======== Listed entries

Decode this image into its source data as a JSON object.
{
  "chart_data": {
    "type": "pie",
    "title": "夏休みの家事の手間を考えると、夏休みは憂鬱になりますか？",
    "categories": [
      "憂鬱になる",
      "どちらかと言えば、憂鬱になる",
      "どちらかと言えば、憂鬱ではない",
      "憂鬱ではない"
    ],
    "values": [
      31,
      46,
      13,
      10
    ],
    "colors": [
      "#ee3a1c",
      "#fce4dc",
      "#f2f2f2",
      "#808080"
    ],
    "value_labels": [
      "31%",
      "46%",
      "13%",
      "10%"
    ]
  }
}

================
======== Listed entries

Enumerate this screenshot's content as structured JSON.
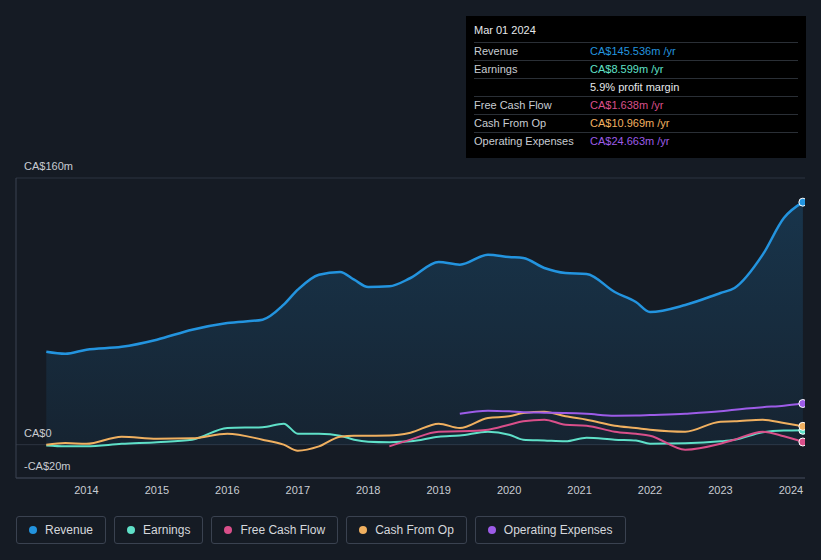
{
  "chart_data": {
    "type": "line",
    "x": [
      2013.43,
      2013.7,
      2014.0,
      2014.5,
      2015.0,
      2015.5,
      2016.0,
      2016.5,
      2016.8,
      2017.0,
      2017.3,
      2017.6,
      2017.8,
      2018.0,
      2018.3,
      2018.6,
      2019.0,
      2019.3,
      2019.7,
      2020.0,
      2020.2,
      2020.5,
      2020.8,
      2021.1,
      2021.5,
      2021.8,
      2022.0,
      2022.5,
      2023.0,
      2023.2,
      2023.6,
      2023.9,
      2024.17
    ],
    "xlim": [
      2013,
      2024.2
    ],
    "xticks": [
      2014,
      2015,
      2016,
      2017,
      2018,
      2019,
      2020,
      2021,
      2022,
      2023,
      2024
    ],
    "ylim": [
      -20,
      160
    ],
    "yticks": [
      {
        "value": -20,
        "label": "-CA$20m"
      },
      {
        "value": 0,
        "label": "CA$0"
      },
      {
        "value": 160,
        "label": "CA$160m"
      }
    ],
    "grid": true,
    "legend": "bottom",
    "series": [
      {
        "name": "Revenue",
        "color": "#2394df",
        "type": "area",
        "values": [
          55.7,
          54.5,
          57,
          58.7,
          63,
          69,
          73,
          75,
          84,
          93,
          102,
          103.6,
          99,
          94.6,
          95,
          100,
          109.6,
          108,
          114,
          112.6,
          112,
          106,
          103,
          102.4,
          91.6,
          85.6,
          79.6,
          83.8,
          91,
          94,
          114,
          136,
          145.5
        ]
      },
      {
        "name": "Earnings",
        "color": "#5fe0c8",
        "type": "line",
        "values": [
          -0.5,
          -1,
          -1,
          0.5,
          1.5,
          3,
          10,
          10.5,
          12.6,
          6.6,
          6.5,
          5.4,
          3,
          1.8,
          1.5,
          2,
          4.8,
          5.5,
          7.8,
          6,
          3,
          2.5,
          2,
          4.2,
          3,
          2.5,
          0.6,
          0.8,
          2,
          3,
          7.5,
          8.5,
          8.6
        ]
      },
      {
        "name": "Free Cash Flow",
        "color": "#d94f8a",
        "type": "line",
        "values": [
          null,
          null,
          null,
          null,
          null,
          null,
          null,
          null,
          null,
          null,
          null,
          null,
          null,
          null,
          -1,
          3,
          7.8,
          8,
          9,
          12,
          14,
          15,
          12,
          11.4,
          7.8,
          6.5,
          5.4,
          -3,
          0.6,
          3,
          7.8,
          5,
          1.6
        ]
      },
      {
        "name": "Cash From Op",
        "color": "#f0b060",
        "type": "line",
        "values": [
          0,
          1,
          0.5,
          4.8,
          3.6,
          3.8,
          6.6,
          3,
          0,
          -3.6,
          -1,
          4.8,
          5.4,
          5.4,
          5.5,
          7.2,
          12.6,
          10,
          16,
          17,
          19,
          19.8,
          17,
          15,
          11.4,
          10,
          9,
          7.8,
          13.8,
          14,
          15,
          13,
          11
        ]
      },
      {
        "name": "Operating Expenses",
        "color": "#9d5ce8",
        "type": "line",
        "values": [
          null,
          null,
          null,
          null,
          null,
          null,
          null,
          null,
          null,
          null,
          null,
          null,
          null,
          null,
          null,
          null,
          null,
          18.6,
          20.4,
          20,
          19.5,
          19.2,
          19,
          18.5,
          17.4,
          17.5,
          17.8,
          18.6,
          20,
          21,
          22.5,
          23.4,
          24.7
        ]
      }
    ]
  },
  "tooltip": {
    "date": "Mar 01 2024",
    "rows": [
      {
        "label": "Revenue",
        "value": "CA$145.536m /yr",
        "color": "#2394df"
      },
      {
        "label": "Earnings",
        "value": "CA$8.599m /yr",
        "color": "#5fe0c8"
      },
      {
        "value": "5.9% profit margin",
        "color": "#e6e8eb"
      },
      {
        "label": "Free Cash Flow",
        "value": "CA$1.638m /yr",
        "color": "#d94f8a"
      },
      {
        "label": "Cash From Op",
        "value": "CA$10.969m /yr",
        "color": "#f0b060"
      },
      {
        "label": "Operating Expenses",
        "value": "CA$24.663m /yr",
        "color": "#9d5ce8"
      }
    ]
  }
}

================

Give nothing but the count of lines in the listing above that hold the string "JSON".

__Exercise answer__: 2